Saved data entries:
============

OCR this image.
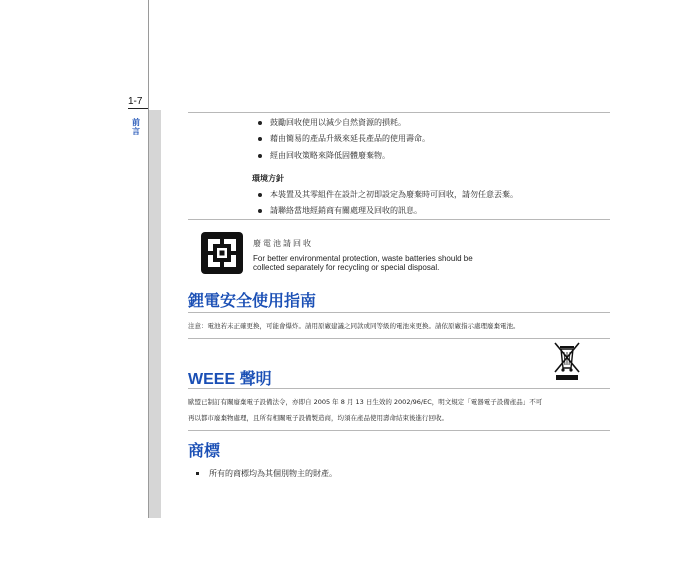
1-7
前言
鼓勵回收使用以減少自然資源的損耗。
藉由簡易的產品升級來延長產品的使用壽命。
經由回收策略來降低固體廢棄物。
環境方針
本裝置及其零組件在設計之初即設定為廢棄時可回收，請勿任意丟棄。
請聯絡當地經銷商有關處理及回收的訊息。
廢電池請回收
For better environmental protection, waste batteries should be
collected separately for recycling or special disposal.
鋰電安全使用指南
注意：電池若未正確更換，可能會爆炸。請用原廠建議之同款或同等級的電池來更換。請依原廠指示處理廢棄電池。
WEEE 聲明
歐盟已制訂有關廢棄電子設備法令，亦即自 2005 年 8 月 13 日生效的 2002/96/EC，明文規定「電器電子設備產品」不可
再以都市廢棄物處理，且所有相關電子設備製造商，均須在產品使用壽命結束後進行回收。
商標
所有的商標均為其個別物主的財產。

============

■ **PROBLEM REQUIREMENTS**: The pictures in the entries should be left out; output everything else exactly.

■ **WRITTEN ANSWER**:
OCR this image.
1-7
前言
鼓勵回收使用以減少自然資源的損耗。
藉由簡易的產品升級來延長產品的使用壽命。
經由回收策略來降低固體廢棄物。
環境方針
本裝置及其零組件在設計之初即設定為廢棄時可回收，請勿任意丟棄。
請聯絡當地經銷商有關處理及回收的訊息。
廢電池請回收
For better environmental protection, waste batteries should be
collected separately for recycling or special disposal.
鋰電安全使用指南
注意：電池若未正確更換，可能會爆炸。請用原廠建議之同款或同等級的電池來更換。請依原廠指示處理廢棄電池。
WEEE 聲明
歐盟已制訂有關廢棄電子設備法令，亦即自 2005 年 8 月 13 日生效的 2002/96/EC，明文規定「電器電子設備產品」不可
再以都市廢棄物處理，且所有相關電子設備製造商，均須在產品使用壽命結束後進行回收。
商標
所有的商標均為其個別物主的財產。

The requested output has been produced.